Extracted records:
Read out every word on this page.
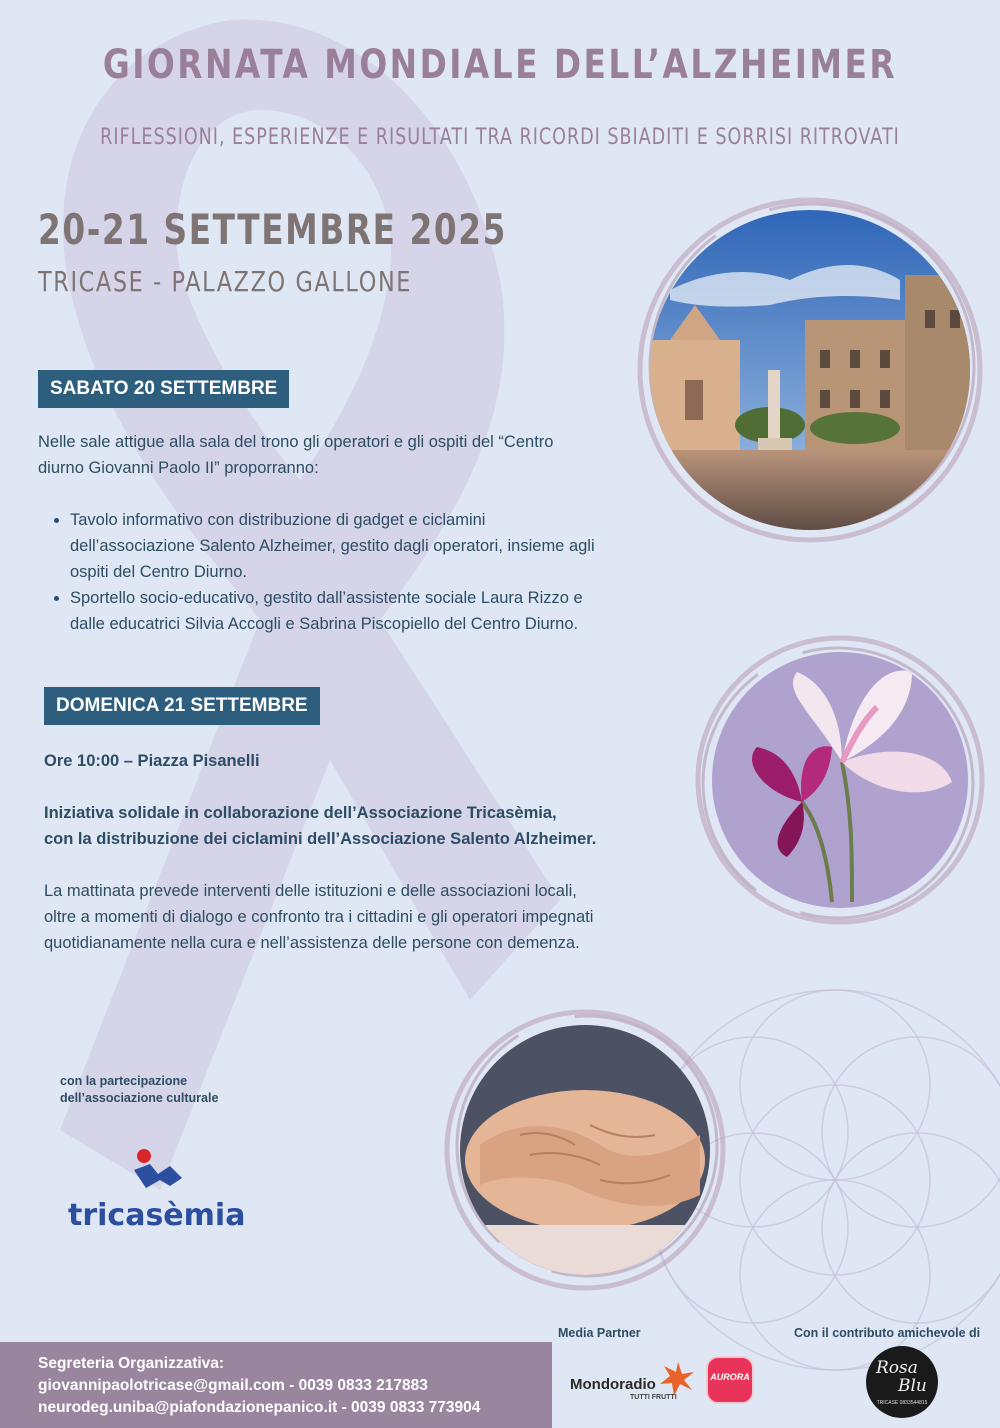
GIORNATA MONDIALE DELL’ALZHEIMER
RIFLESSIONI, ESPERIENZE E RISULTATI TRA RICORDI SBIADITI E SORRISI RITROVATI
20-21 SETTEMBRE 2025
TRICASE - PALAZZO GALLONE
SABATO 20 SETTEMBRE
Nelle sale attigue alla sala del trono gli operatori e gli ospiti del “Centro
diurno Giovanni Paolo II” proporranno:
• Tavolo informativo con distribuzione di gadget e ciclamini
dell’associazione Salento Alzheimer, gestito dagli operatori, insieme agli
ospiti del Centro Diurno.
• Sportello socio-educativo, gestito dall’assistente sociale Laura Rizzo e
dalle educatrici Silvia Accogli e Sabrina Piscopiello del Centro Diurno.
DOMENICA 21 SETTEMBRE
Ore 10:00 – Piazza Pisanelli
Iniziativa solidale in collaborazione dell’Associazione Tricasèmia,
con la distribuzione dei ciclamini dell’Associazione Salento Alzheimer.
La mattinata prevede interventi delle istituzioni e delle associazioni locali,
oltre a momenti di dialogo e confronto tra i cittadini e gli operatori impegnati
quotidianamente nella cura e nell’assistenza delle persone con demenza.
con la partecipazione
dell’associazione culturale
tricasèmia
Media Partner	Con il contributo amichevole di
Mondoradio
TUTTI FRUTTI
AURORA	Rosa
Blu
TRICASE 0833544815
Segreteria Organizzativa:
giovannipaolotricase@gmail.com - 0039 0833 217883
neurodeg.uniba@piafondazionepanico.it - 0039 0833 773904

■ STATED GOAL ■
Print the complete listing exactly, apart from any pictures.

■ OUTPUT OF THE EXERCISE ■
Read out every word on this page.
GIORNATA MONDIALE DELL’ALZHEIMER
RIFLESSIONI, ESPERIENZE E RISULTATI TRA RICORDI SBIADITI E SORRISI RITROVATI
20-21 SETTEMBRE 2025
TRICASE - PALAZZO GALLONE
SABATO 20 SETTEMBRE
Nelle sale attigue alla sala del trono gli operatori e gli ospiti del “Centro
diurno Giovanni Paolo II” proporranno:
• Tavolo informativo con distribuzione di gadget e ciclamini
dell’associazione Salento Alzheimer, gestito dagli operatori, insieme agli
ospiti del Centro Diurno.
• Sportello socio-educativo, gestito dall’assistente sociale Laura Rizzo e
dalle educatrici Silvia Accogli e Sabrina Piscopiello del Centro Diurno.
DOMENICA 21 SETTEMBRE
Ore 10:00 – Piazza Pisanelli
Iniziativa solidale in collaborazione dell’Associazione Tricasèmia,
con la distribuzione dei ciclamini dell’Associazione Salento Alzheimer.
La mattinata prevede interventi delle istituzioni e delle associazioni locali,
oltre a momenti di dialogo e confronto tra i cittadini e gli operatori impegnati
quotidianamente nella cura e nell’assistenza delle persone con demenza.
con la partecipazione
dell’associazione culturale
tricasèmia
Media Partner	Con il contributo amichevole di
Mondoradio
TUTTI FRUTTI
AURORA	Rosa
Blu
TRICASE 0833544815
Segreteria Organizzativa:
giovannipaolotricase@gmail.com - 0039 0833 217883
neurodeg.uniba@piafondazionepanico.it - 0039 0833 773904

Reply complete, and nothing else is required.